**WHAT IS REQUIRED:** Extract each line of the data and write it out again exactly.

**EXTRACTED INFORMATION:**
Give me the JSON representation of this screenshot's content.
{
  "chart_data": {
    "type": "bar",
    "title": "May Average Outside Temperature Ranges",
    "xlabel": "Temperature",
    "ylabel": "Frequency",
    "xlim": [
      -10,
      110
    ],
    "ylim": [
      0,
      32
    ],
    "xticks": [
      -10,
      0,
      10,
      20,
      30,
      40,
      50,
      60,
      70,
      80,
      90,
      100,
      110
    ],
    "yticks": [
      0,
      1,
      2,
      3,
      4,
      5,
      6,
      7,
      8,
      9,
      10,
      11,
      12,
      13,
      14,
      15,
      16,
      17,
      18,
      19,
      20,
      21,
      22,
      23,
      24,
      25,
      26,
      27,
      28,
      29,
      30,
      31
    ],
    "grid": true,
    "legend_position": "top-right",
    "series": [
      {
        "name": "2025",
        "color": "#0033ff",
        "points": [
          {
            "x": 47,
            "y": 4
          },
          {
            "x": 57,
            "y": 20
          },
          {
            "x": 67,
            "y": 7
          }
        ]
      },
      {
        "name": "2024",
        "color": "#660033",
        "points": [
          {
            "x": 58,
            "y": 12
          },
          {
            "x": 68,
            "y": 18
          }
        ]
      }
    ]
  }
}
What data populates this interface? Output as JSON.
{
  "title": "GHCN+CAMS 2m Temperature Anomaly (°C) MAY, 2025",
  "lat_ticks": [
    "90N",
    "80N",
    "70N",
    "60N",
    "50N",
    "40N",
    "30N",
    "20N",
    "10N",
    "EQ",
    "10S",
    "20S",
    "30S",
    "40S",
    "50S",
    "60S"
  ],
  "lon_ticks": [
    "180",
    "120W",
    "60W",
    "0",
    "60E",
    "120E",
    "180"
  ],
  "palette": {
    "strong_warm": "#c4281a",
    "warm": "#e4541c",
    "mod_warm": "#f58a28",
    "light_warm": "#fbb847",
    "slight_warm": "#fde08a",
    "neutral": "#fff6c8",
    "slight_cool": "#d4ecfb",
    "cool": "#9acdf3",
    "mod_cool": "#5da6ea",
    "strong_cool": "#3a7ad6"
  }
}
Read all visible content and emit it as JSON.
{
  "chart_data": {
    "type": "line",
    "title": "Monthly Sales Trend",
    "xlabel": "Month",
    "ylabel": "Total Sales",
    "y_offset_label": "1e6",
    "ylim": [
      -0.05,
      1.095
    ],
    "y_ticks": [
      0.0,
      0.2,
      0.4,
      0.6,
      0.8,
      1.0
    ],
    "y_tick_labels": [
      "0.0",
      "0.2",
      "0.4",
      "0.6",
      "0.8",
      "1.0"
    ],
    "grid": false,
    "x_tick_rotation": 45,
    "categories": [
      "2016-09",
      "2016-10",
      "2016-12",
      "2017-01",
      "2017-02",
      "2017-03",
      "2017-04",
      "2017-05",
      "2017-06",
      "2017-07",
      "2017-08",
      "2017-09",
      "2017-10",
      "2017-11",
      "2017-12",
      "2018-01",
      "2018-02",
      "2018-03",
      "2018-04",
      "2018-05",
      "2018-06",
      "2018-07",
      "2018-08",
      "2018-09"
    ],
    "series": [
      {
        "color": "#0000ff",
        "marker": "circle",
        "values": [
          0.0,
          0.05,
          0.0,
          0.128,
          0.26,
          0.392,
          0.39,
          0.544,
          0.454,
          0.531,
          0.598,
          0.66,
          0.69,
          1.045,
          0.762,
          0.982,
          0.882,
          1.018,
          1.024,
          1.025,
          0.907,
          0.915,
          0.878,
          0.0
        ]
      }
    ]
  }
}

**REPLY TO THE TASK:**
Give me the JSON representation of this screenshot's content.
{
  "chart_data": {
    "type": "bar",
    "title": "May Average Outside Temperature Ranges",
    "xlabel": "Temperature",
    "ylabel": "Frequency",
    "xlim": [
      -10,
      110
    ],
    "ylim": [
      0,
      32
    ],
    "xticks": [
      -10,
      0,
      10,
      20,
      30,
      40,
      50,
      60,
      70,
      80,
      90,
      100,
      110
    ],
    "yticks": [
      0,
      1,
      2,
      3,
      4,
      5,
      6,
      7,
      8,
      9,
      10,
      11,
      12,
      13,
      14,
      15,
      16,
      17,
      18,
      19,
      20,
      21,
      22,
      23,
      24,
      25,
      26,
      27,
      28,
      29,
      30,
      31
    ],
    "grid": true,
    "legend_position": "top-right",
    "series": [
      {
        "name": "2025",
        "color": "#0033ff",
        "points": [
          {
            "x": 47,
            "y": 4
          },
          {
            "x": 57,
            "y": 20
          },
          {
            "x": 67,
            "y": 7
          }
        ]
      },
      {
        "name": "2024",
        "color": "#660033",
        "points": [
          {
            "x": 58,
            "y": 12
          },
          {
            "x": 68,
            "y": 18
          }
        ]
      }
    ]
  }
}
What data populates this interface? Output as JSON.
{
  "title": "GHCN+CAMS 2m Temperature Anomaly (°C) MAY, 2025",
  "lat_ticks": [
    "90N",
    "80N",
    "70N",
    "60N",
    "50N",
    "40N",
    "30N",
    "20N",
    "10N",
    "EQ",
    "10S",
    "20S",
    "30S",
    "40S",
    "50S",
    "60S"
  ],
  "lon_ticks": [
    "180",
    "120W",
    "60W",
    "0",
    "60E",
    "120E",
    "180"
  ],
  "palette": {
    "strong_warm": "#c4281a",
    "warm": "#e4541c",
    "mod_warm": "#f58a28",
    "light_warm": "#fbb847",
    "slight_warm": "#fde08a",
    "neutral": "#fff6c8",
    "slight_cool": "#d4ecfb",
    "cool": "#9acdf3",
    "mod_cool": "#5da6ea",
    "strong_cool": "#3a7ad6"
  }
}
Read all visible content and emit it as JSON.
{
  "chart_data": {
    "type": "line",
    "title": "Monthly Sales Trend",
    "xlabel": "Month",
    "ylabel": "Total Sales",
    "y_offset_label": "1e6",
    "ylim": [
      -0.05,
      1.095
    ],
    "y_ticks": [
      0.0,
      0.2,
      0.4,
      0.6,
      0.8,
      1.0
    ],
    "y_tick_labels": [
      "0.0",
      "0.2",
      "0.4",
      "0.6",
      "0.8",
      "1.0"
    ],
    "grid": false,
    "x_tick_rotation": 45,
    "categories": [
      "2016-09",
      "2016-10",
      "2016-12",
      "2017-01",
      "2017-02",
      "2017-03",
      "2017-04",
      "2017-05",
      "2017-06",
      "2017-07",
      "2017-08",
      "2017-09",
      "2017-10",
      "2017-11",
      "2017-12",
      "2018-01",
      "2018-02",
      "2018-03",
      "2018-04",
      "2018-05",
      "2018-06",
      "2018-07",
      "2018-08",
      "2018-09"
    ],
    "series": [
      {
        "color": "#0000ff",
        "marker": "circle",
        "values": [
          0.0,
          0.05,
          0.0,
          0.128,
          0.26,
          0.392,
          0.39,
          0.544,
          0.454,
          0.531,
          0.598,
          0.66,
          0.69,
          1.045,
          0.762,
          0.982,
          0.882,
          1.018,
          1.024,
          1.025,
          0.907,
          0.915,
          0.878,
          0.0
        ]
      }
    ]
  }
}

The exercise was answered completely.